▶ WHAT YOU SHOULD DO
List each line holding the string "document".

▶ PROVIDED DATA
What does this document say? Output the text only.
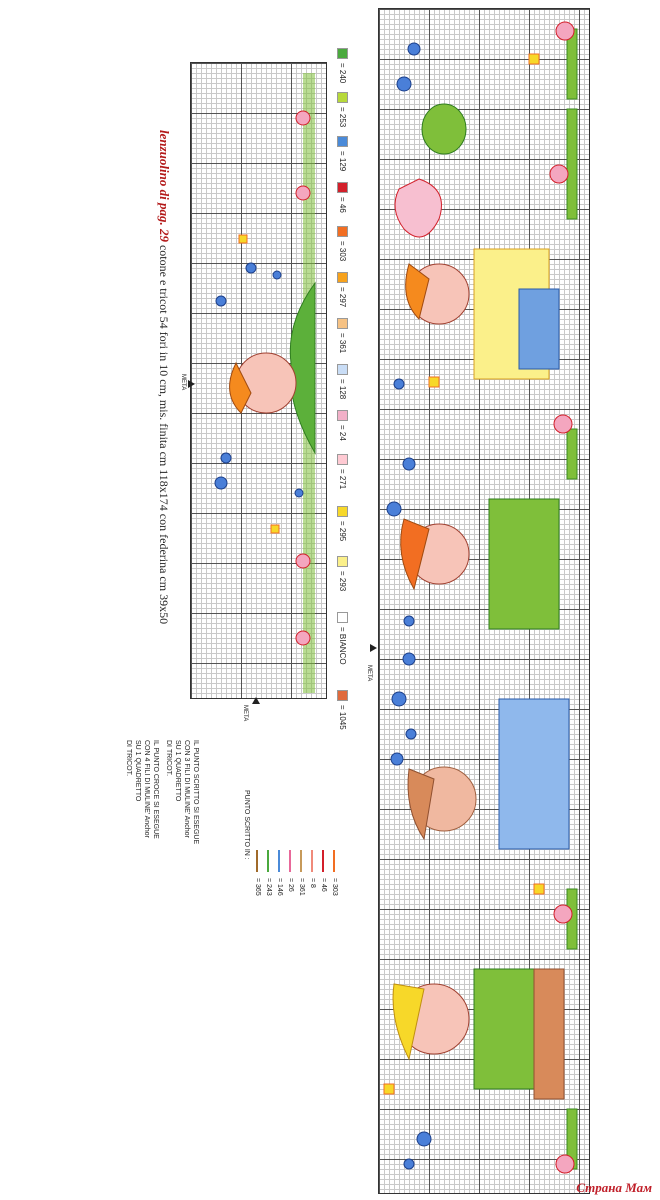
META
META
lenzuolino di pag. 29 cotone e tricot 54 fori in 10 cm, mis. finita cm 118x174 con federina cm 39x50
= 240
= 253
= 129
= 46
= 303
= 297
= 361
= 128
= 24
= 271
= 295
= 293
= BIANCO
= 1045
IL PUNTO CROCE SI ESEGUE
CON 4 FILI DI MULINE' Anchor
SU 1 QUADRETTO
DI TRICOT.	IL PUNTO SCRITTO SI ESEGUE
CON 3 FILI DI MULINE' Anchor
SU 1 QUADRETTO
DI TRICOT.
PUNTO SCRITTO IN :
= 303
= 46
= 8
= 361
= 26
= 146
= 243
= 365
META
Страна Мам
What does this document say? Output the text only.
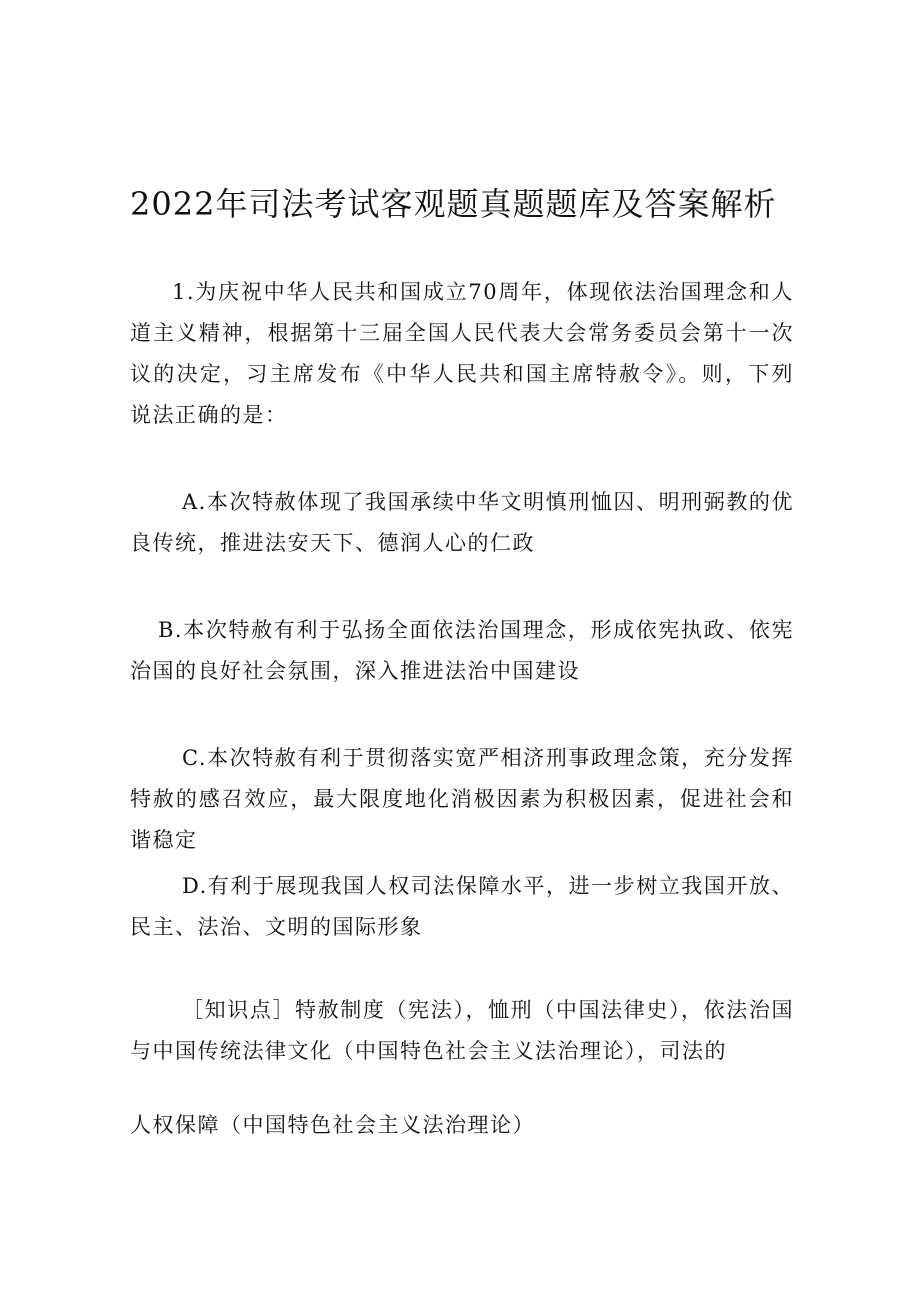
2022年司法考试客观题真题题库及答案解析

1.为庆祝中华人民共和国成立70周年，体现依法治国理念和人道主义精神，根据第十三届全国人民代表大会常务委员会第十一次议的决定，习主席发布《中华人民共和国主席特赦令》。则，下列说法正确的是：

A.本次特赦体现了我国承续中华文明慎刑恤囚、明刑弼教的优良传统，推进法安天下、德润人心的仁政

B.本次特赦有利于弘扬全面依法治国理念，形成依宪执政、依宪治国的良好社会氛围，深入推进法治中国建设

C.本次特赦有利于贯彻落实宽严相济刑事政理念策，充分发挥特赦的感召效应，最大限度地化消极因素为积极因素，促进社会和谐稳定

D.有利于展现我国人权司法保障水平，进一步树立我国开放、民主、法治、文明的国际形象

［知识点］特赦制度（宪法），恤刑（中国法律史），依法治国与中国传统法律文化（中国特色社会主义法治理论），司法的

人权保障（中国特色社会主义法治理论）
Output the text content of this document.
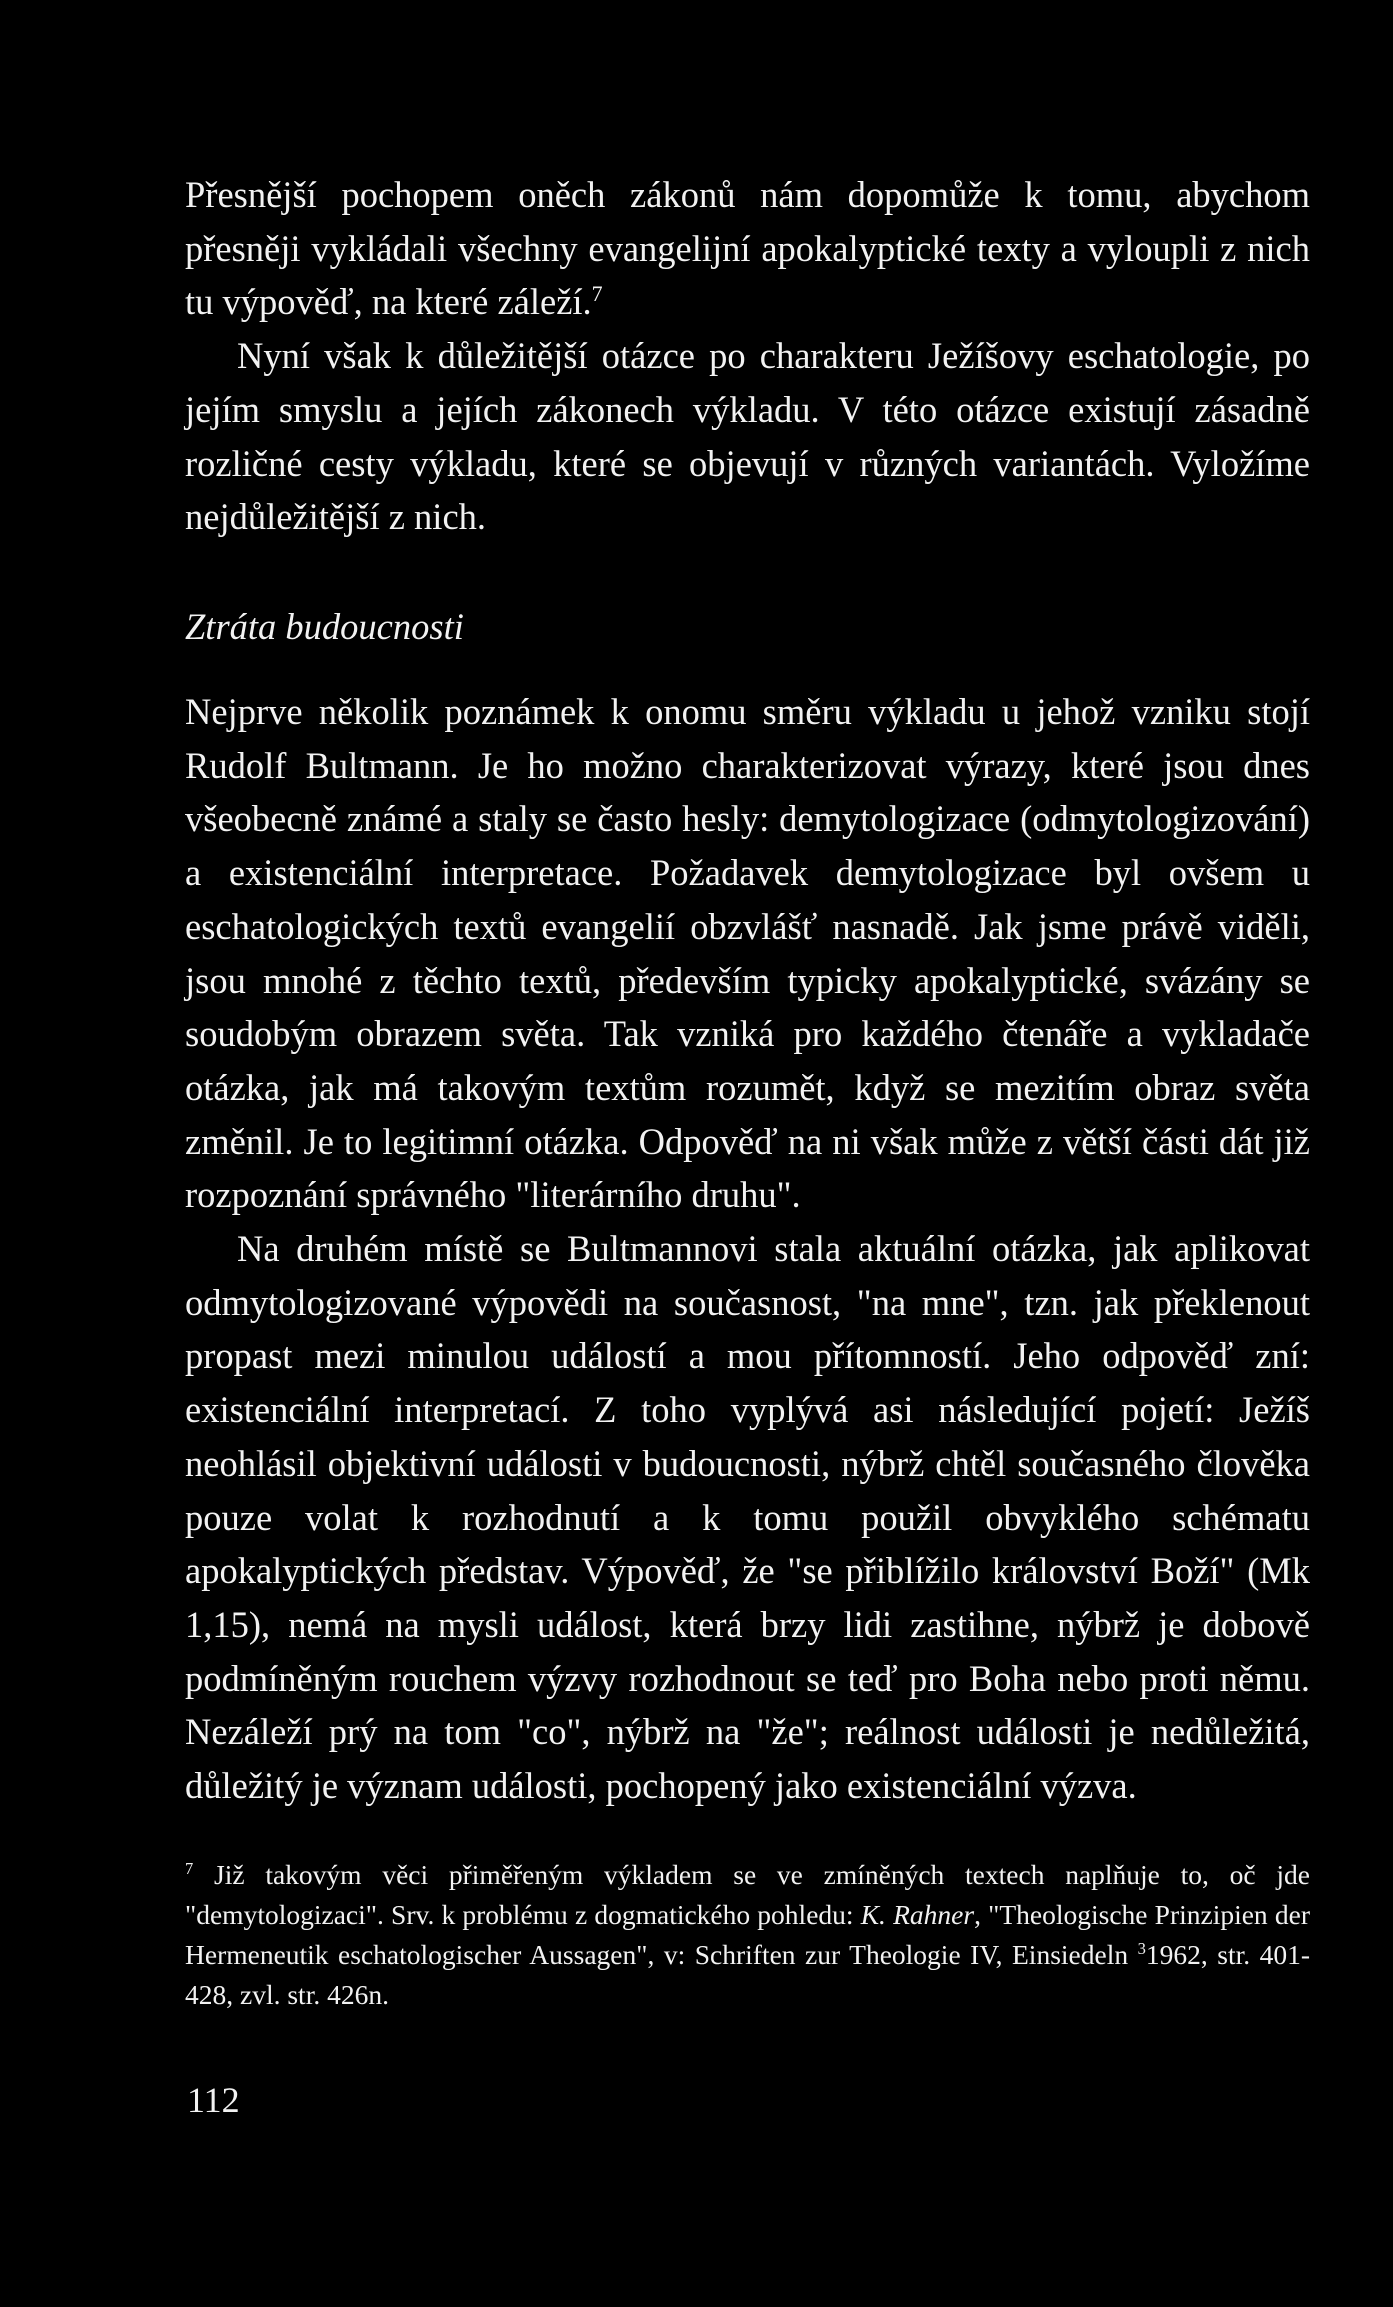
Přesnější pochopem oněch zákonů nám dopomůže k tomu, abychom přesněji vykládali všechny evangelijní apokalyptické texty a vyloupli z nich tu výpověď, na které záleží.$^7$

Nyní však k důležitější otázce po charakteru Ježíšovy eschatologie, po jejím smyslu a jejích zákonech výkladu. V této otázce existují zásadně rozličné cesty výkladu, které se objevují v různých variantách. Vyložíme nejdůležitější z nich.

Ztráta budoucnosti

Nejprve několik poznámek k onomu směru výkladu u jehož vzniku stojí Rudolf Bultmann. Je ho možno charakterizovat výrazy, které jsou dnes všeobecně známé a staly se často hesly: demytologizace (odmytologizování) a existenciální interpretace. Požadavek demytologizace byl ovšem u eschatologických textů evangelií obzvlášť nasnadě. Jak jsme právě viděli, jsou mnohé z těchto textů, především typicky apokalyptické, svázány se soudobým obrazem světa. Tak vzniká pro každého čtenáře a vykladače otázka, jak má takovým textům rozumět, když se mezitím obraz světa změnil. Je to legitimní otázka. Odpověď na ni však může z větší části dát již rozpoznání správného "literárního druhu".

Na druhém místě se Bultmannovi stala aktuální otázka, jak aplikovat odmytologizované výpovědi na současnost, "na mne", tzn. jak překlenout propast mezi minulou událostí a mou přítomností. Jeho odpověď zní: existenciální interpretací. Z toho vyplývá asi následující pojetí: Ježíš neohlásil objektivní události v budoucnosti, nýbrž chtěl současného člověka pouze volat k rozhodnutí a k tomu použil obvyklého schématu apokalyptických představ. Výpověď, že "se přiblížilo království Boží" (Mk 1,15), nemá na mysli událost, která brzy lidi zastihne, nýbrž je dobově podmíněným rouchem výzvy rozhodnout se teď pro Boha nebo proti němu. Nezáleží prý na tom "co", nýbrž na "že"; reálnost události je nedůležitá, důležitý je význam události, pochopený jako existenciální výzva.

$^7$ Již takovým věci přiměřeným výkladem se ve zmíněných textech naplňuje to, oč jde "demytologizaci". Srv. k problému z dogmatického pohledu: K. Rahner, "Theologische Prinzipien der Hermeneutik eschatologischer Aussagen", v: Schriften zur Theologie IV, Einsiedeln $^3$1962, str. 401- 428, zvl. str. 426n.

112
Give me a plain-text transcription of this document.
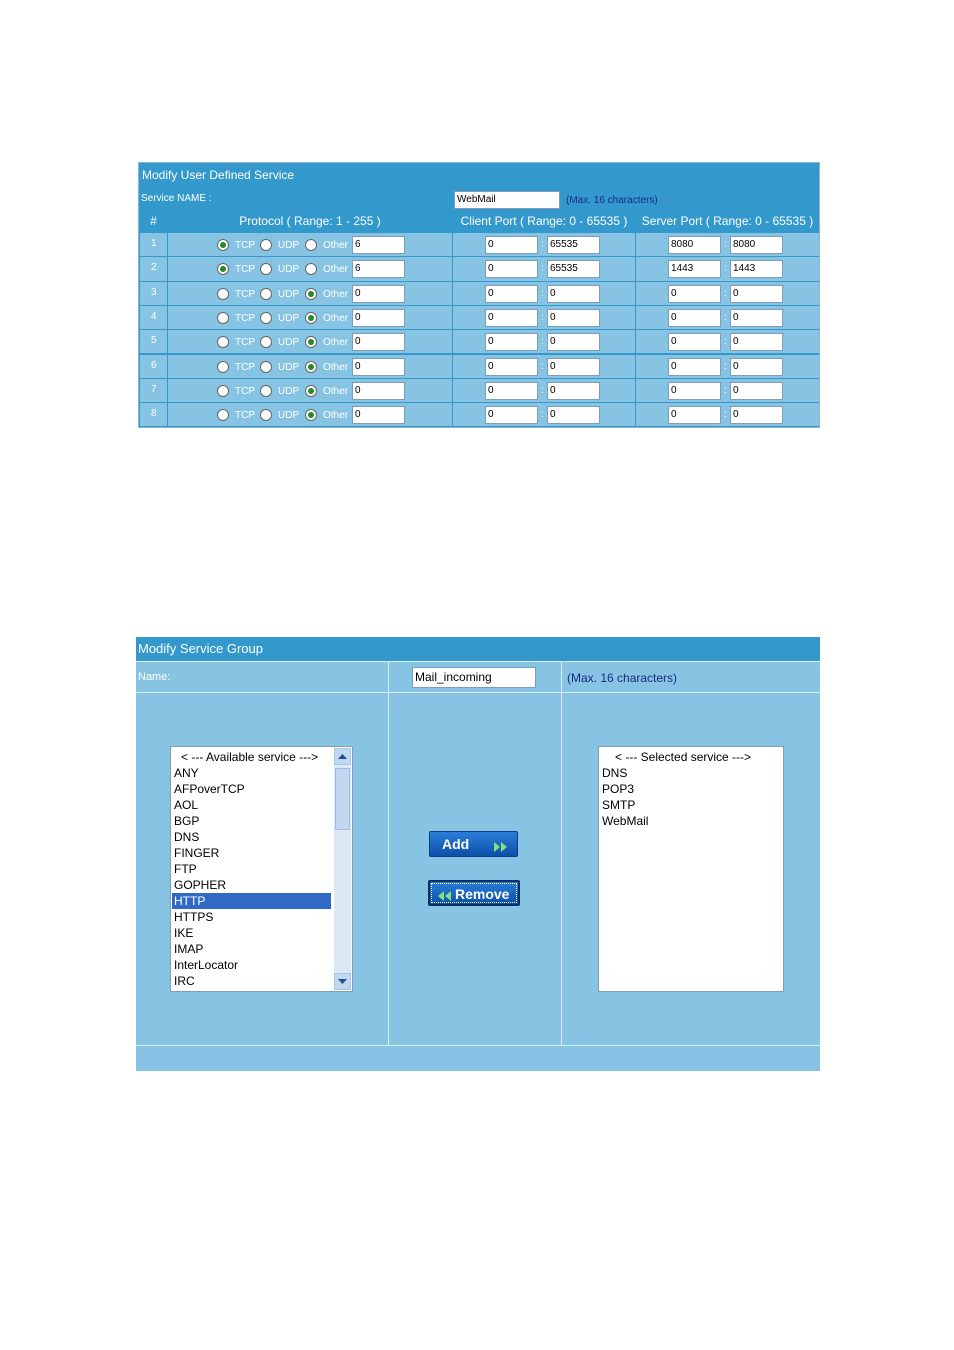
Modify User Defined Service
Service NAME :	WebMail	(Max. 16 characters)
#	Protocol ( Range: 1 - 255 )	Client Port ( Range: 0 - 65535 )	Server Port ( Range: 0 - 65535 )
1	TCP UDP Other 6	0	: 65535	8080	: 8080
2	TCP UDP Other 6	0	: 65535	1443	: 1443
3	TCP UDP Other 0	0	: 0	0	: 0
4	TCP UDP Other 0	0	: 0	0	: 0
5	TCP UDP Other 0	0	: 0	0	: 0
6	TCP UDP Other 0	0	: 0	0	: 0
7	TCP UDP Other 0	0	: 0	0	: 0
8	TCP UDP Other 0	0	: 0	0	: 0
Modify Service Group
Name:	Mail_incoming	(Max. 16 characters)
< --- Available service --->
ANY
AFPoverTCP
AOL
BGP
DNS
FINGER
FTP
GOPHER
HTTP
HTTPS
IKE
IMAP
InterLocator
IRC
Add
Remove
< --- Selected service --->
DNS
POP3
SMTP
WebMail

▶ RESULT OF THIS TASK
What does this document say? Output the text only.
What does this document say? Output the text only.
Output the text content of this document.
Give me a plain-text transcription of this document.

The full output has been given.